→ Directive
Every line below is to be quoted exactly, with nothing added or dropped.
====================
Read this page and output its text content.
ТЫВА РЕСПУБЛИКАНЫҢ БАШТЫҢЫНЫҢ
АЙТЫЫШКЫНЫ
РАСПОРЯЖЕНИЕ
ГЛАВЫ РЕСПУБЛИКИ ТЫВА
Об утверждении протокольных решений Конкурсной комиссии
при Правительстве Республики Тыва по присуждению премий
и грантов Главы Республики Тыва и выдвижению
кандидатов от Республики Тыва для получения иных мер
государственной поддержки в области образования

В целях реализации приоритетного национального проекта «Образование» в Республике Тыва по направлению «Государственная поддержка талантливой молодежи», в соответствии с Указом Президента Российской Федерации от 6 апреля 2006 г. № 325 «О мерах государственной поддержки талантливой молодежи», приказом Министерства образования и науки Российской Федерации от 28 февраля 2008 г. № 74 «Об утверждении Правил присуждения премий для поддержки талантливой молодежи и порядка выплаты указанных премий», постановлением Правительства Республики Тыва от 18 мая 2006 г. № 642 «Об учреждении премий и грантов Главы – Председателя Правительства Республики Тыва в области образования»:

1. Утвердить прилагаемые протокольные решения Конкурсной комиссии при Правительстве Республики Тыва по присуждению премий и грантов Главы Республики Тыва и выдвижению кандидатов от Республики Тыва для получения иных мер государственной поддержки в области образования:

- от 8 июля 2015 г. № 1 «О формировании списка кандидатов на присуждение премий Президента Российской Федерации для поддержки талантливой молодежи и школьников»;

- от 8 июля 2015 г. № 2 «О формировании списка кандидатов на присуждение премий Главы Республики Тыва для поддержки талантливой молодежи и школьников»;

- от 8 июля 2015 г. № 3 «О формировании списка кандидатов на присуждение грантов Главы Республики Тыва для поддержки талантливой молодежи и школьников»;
====================
→ Answer below
Read this page and output its text content.
ТЫВА РЕСПУБЛИКАНЫҢ БАШТЫҢЫНЫҢ
АЙТЫЫШКЫНЫ
РАСПОРЯЖЕНИЕ
ГЛАВЫ РЕСПУБЛИКИ ТЫВА
Об утверждении протокольных решений Конкурсной комиссии
при Правительстве Республики Тыва по присуждению премий
и грантов Главы Республики Тыва и выдвижению
кандидатов от Республики Тыва для получения иных мер
государственной поддержки в области образования

В целях реализации приоритетного национального проекта «Образование» в Республике Тыва по направлению «Государственная поддержка талантливой молодежи», в соответствии с Указом Президента Российской Федерации от 6 апреля 2006 г. № 325 «О мерах государственной поддержки талантливой молодежи», приказом Министерства образования и науки Российской Федерации от 28 февраля 2008 г. № 74 «Об утверждении Правил присуждения премий для поддержки талантливой молодежи и порядка выплаты указанных премий», постановлением Правительства Республики Тыва от 18 мая 2006 г. № 642 «Об учреждении премий и грантов Главы – Председателя Правительства Республики Тыва в области образования»:

1. Утвердить прилагаемые протокольные решения Конкурсной комиссии при Правительстве Республики Тыва по присуждению премий и грантов Главы Республики Тыва и выдвижению кандидатов от Республики Тыва для получения иных мер государственной поддержки в области образования:

- от 8 июля 2015 г. № 1 «О формировании списка кандидатов на присуждение премий Президента Российской Федерации для поддержки талантливой молодежи и школьников»;

- от 8 июля 2015 г. № 2 «О формировании списка кандидатов на присуждение премий Главы Республики Тыва для поддержки талантливой молодежи и школьников»;

- от 8 июля 2015 г. № 3 «О формировании списка кандидатов на присуждение грантов Главы Республики Тыва для поддержки талантливой молодежи и школьников»;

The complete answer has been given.